Exercise objective ->
Find the lines containing the word "especially" and copy every one of them.

Given information ->

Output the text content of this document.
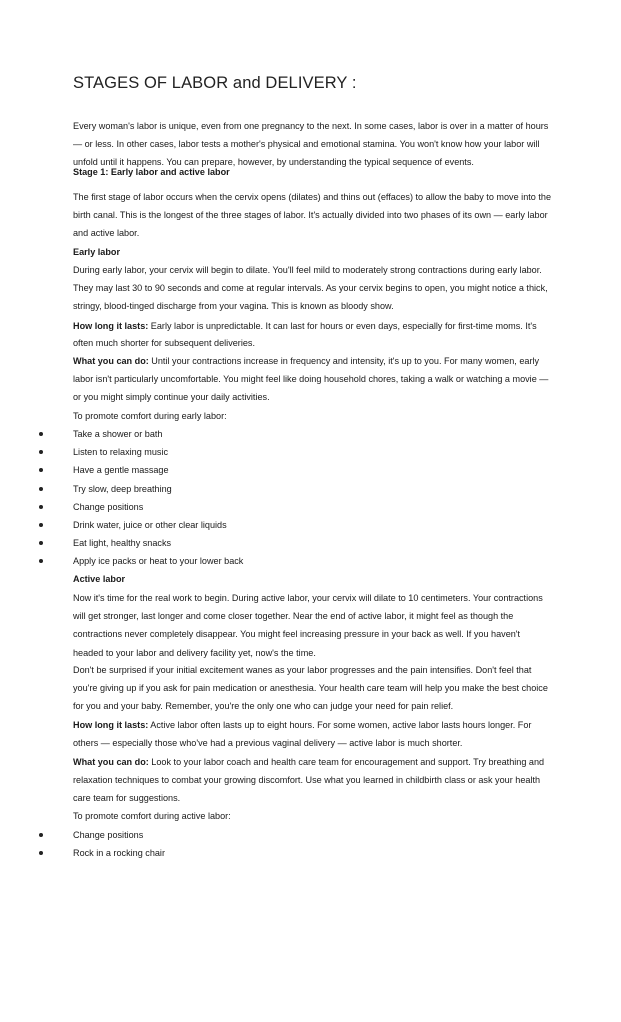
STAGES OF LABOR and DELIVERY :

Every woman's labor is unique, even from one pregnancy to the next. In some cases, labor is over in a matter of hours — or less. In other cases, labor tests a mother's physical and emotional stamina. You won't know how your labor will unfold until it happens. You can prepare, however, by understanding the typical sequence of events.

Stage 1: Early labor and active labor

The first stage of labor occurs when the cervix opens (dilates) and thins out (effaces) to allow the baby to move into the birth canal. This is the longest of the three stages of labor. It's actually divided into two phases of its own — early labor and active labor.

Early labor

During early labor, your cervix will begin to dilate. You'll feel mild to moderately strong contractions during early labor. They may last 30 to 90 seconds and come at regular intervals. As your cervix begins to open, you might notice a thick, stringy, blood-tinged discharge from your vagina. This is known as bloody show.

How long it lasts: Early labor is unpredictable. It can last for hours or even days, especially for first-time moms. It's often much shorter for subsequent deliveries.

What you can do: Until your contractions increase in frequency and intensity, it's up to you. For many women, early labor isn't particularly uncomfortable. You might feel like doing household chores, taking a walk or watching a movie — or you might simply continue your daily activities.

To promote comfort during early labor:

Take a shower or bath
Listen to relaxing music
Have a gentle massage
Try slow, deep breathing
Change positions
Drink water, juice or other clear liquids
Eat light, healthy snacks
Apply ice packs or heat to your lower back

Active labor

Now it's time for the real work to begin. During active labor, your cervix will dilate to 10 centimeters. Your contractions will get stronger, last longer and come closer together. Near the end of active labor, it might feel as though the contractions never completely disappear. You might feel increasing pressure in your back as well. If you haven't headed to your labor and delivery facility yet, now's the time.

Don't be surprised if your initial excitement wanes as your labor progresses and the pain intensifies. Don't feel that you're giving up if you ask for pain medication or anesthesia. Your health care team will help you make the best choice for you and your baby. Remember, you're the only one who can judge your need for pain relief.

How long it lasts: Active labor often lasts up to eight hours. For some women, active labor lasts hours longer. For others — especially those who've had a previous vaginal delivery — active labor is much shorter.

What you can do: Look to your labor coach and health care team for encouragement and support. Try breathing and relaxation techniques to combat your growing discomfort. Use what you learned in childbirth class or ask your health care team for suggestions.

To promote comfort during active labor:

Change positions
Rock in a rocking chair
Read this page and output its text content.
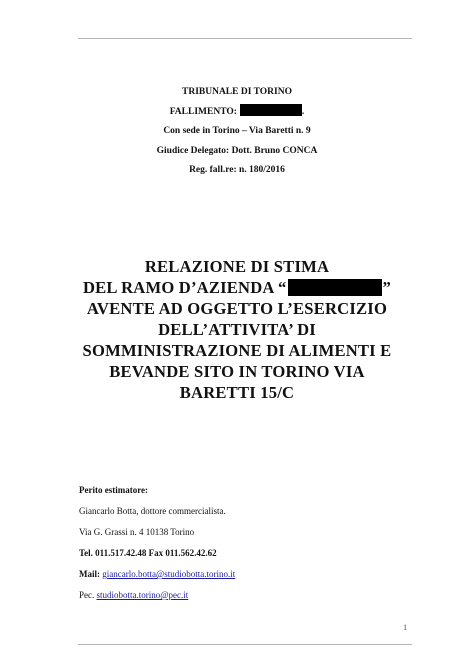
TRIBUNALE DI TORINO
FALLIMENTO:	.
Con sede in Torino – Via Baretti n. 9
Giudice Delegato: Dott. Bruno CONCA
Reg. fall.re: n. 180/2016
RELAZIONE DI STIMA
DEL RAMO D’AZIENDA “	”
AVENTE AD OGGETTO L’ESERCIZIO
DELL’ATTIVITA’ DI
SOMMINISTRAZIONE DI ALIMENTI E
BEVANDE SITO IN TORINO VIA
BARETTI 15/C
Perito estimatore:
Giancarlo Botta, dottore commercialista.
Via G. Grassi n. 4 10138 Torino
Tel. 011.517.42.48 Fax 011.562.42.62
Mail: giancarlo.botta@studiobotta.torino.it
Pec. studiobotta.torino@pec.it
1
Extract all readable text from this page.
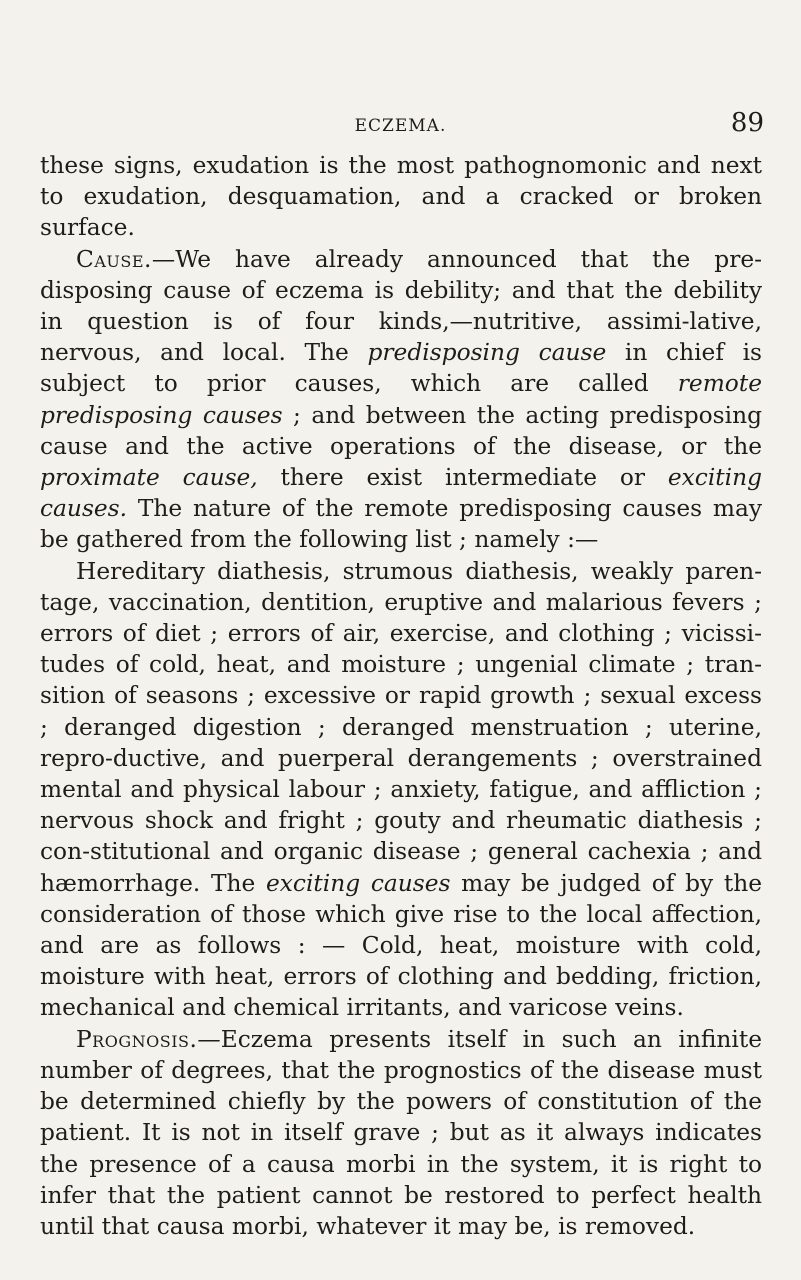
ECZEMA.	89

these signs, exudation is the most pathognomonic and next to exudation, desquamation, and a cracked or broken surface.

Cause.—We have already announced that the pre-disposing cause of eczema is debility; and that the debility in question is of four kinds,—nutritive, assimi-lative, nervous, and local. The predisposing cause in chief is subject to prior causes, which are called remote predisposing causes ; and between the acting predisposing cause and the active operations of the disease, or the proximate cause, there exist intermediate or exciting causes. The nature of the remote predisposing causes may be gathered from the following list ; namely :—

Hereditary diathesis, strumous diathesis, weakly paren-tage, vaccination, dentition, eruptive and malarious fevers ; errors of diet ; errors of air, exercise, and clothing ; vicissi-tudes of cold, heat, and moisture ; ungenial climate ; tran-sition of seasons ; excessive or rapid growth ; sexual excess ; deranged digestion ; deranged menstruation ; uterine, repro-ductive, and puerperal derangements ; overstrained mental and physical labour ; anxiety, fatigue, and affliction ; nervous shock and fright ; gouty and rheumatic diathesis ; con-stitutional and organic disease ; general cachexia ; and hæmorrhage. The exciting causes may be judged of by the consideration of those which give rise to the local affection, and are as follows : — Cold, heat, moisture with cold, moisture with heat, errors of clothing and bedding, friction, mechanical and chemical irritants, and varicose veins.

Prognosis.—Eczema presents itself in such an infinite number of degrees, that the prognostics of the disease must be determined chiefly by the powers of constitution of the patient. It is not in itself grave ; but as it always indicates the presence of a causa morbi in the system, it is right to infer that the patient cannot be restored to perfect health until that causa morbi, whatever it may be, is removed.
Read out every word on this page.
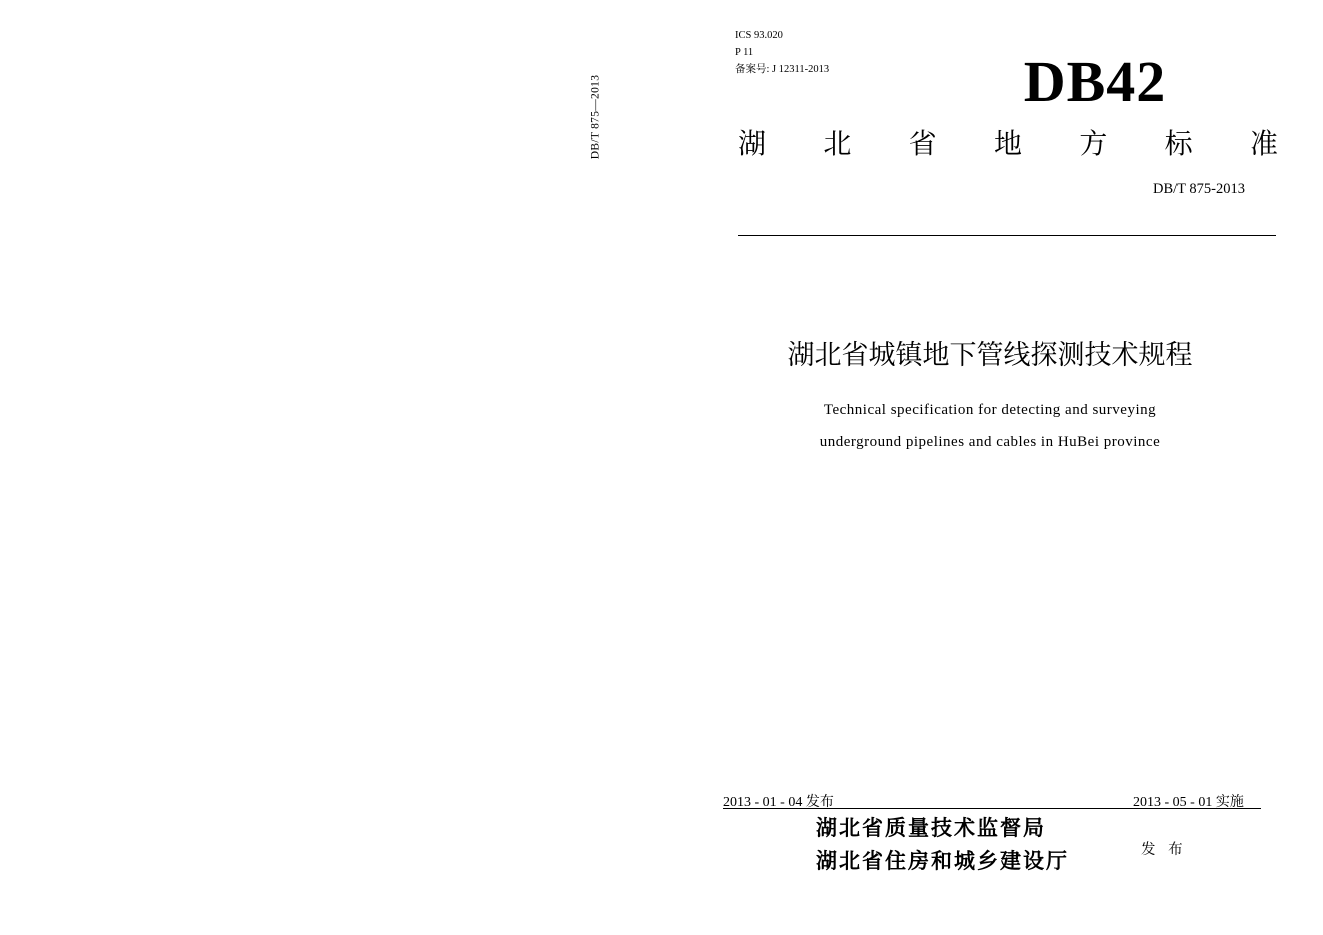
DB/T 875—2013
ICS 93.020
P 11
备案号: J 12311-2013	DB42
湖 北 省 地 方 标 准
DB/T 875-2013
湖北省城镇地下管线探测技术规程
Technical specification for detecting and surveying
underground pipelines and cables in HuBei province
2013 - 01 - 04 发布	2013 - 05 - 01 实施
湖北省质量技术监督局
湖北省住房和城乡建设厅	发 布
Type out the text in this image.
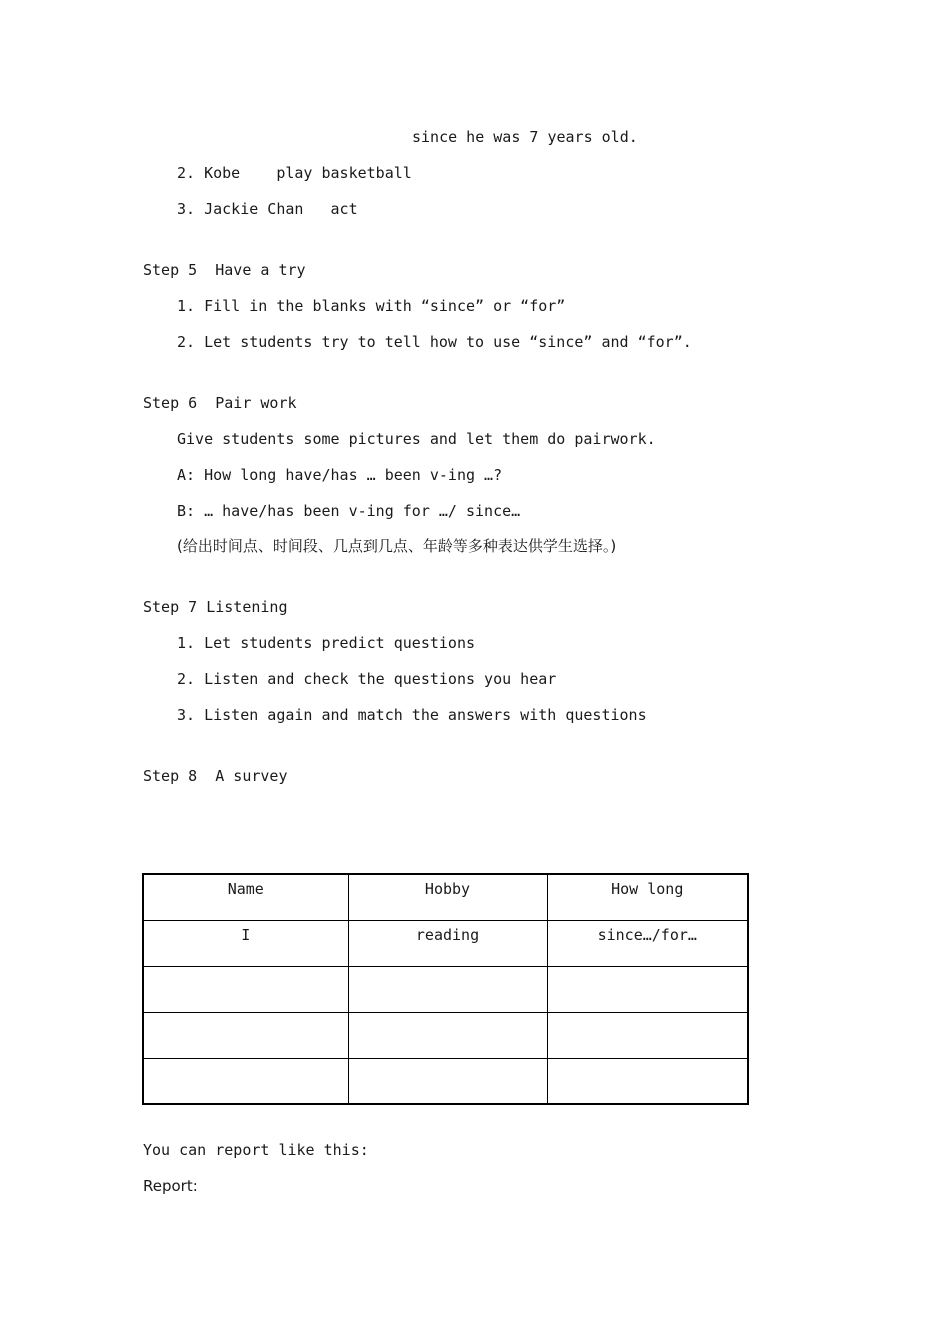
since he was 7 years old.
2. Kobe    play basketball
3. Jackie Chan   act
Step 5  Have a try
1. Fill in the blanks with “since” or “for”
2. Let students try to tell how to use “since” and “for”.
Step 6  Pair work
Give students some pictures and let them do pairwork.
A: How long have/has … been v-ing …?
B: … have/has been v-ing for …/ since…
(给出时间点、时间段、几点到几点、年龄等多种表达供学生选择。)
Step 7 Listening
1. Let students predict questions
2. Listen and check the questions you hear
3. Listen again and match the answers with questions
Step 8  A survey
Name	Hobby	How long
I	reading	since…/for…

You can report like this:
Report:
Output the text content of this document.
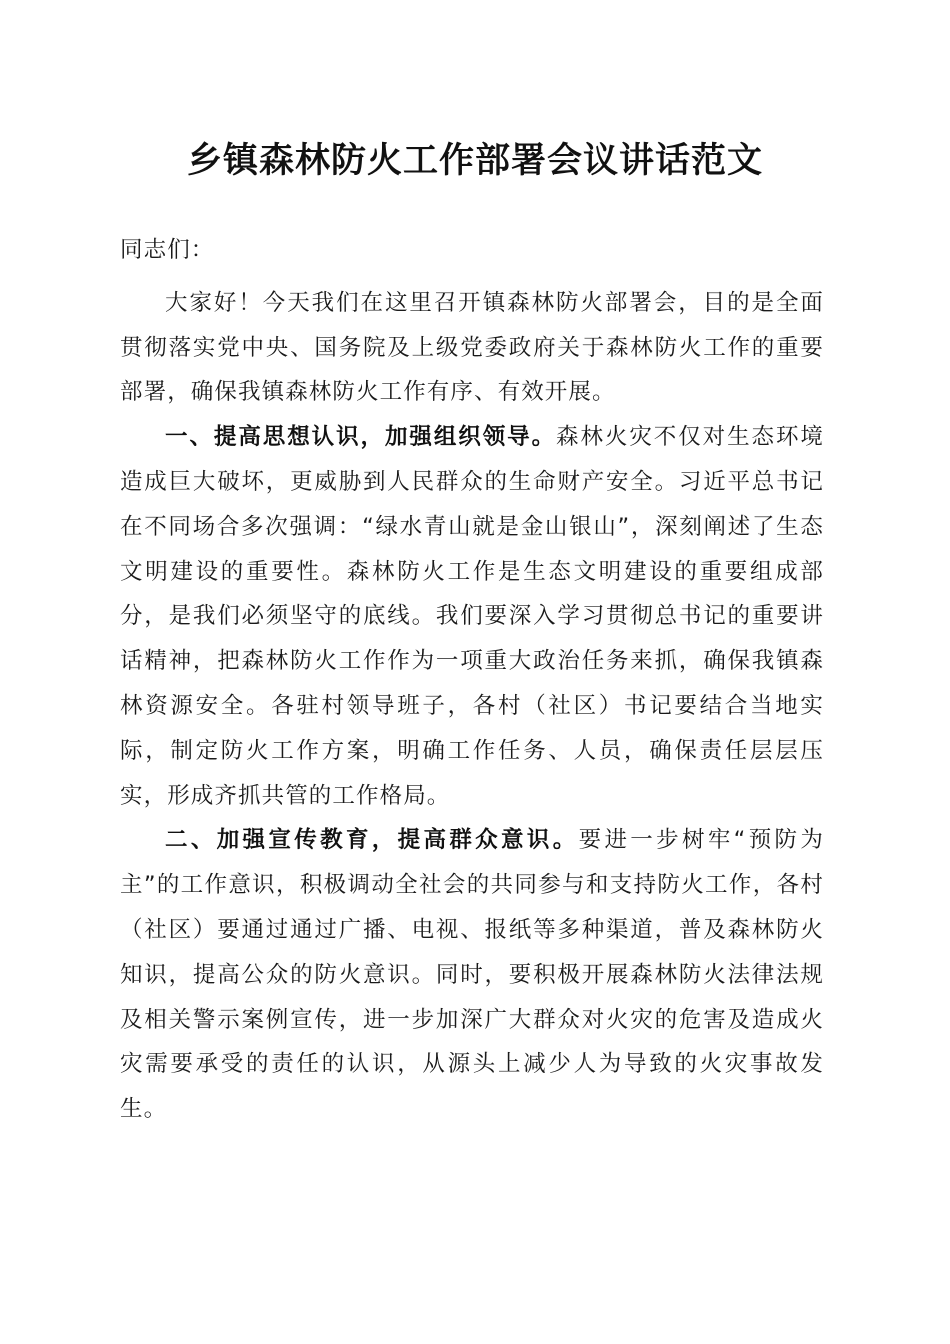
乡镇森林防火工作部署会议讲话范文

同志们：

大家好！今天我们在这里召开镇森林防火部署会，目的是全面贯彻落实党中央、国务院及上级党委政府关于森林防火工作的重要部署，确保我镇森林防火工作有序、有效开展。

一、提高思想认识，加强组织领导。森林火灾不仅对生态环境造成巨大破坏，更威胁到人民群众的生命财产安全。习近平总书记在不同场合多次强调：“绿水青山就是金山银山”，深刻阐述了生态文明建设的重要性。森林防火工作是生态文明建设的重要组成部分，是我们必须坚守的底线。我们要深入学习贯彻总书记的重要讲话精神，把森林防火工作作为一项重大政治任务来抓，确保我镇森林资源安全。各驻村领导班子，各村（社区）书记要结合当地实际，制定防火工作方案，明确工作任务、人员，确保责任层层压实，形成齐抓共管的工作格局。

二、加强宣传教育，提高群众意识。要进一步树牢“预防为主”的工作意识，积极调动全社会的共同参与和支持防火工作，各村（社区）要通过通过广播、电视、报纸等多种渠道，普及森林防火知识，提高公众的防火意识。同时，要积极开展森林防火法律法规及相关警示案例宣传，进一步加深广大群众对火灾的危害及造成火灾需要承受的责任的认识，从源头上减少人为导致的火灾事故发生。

Reply ->
How long it lasts: Early labor is unpredictable. It can last for hours or even days, especially for first-time moms. It's often much shorter for subsequent deliveries.
How long it lasts: Active labor often lasts up to eight hours. For some women, active labor lasts hours longer. For others — especially those who've had a previous vaginal delivery — active labor is much shorter.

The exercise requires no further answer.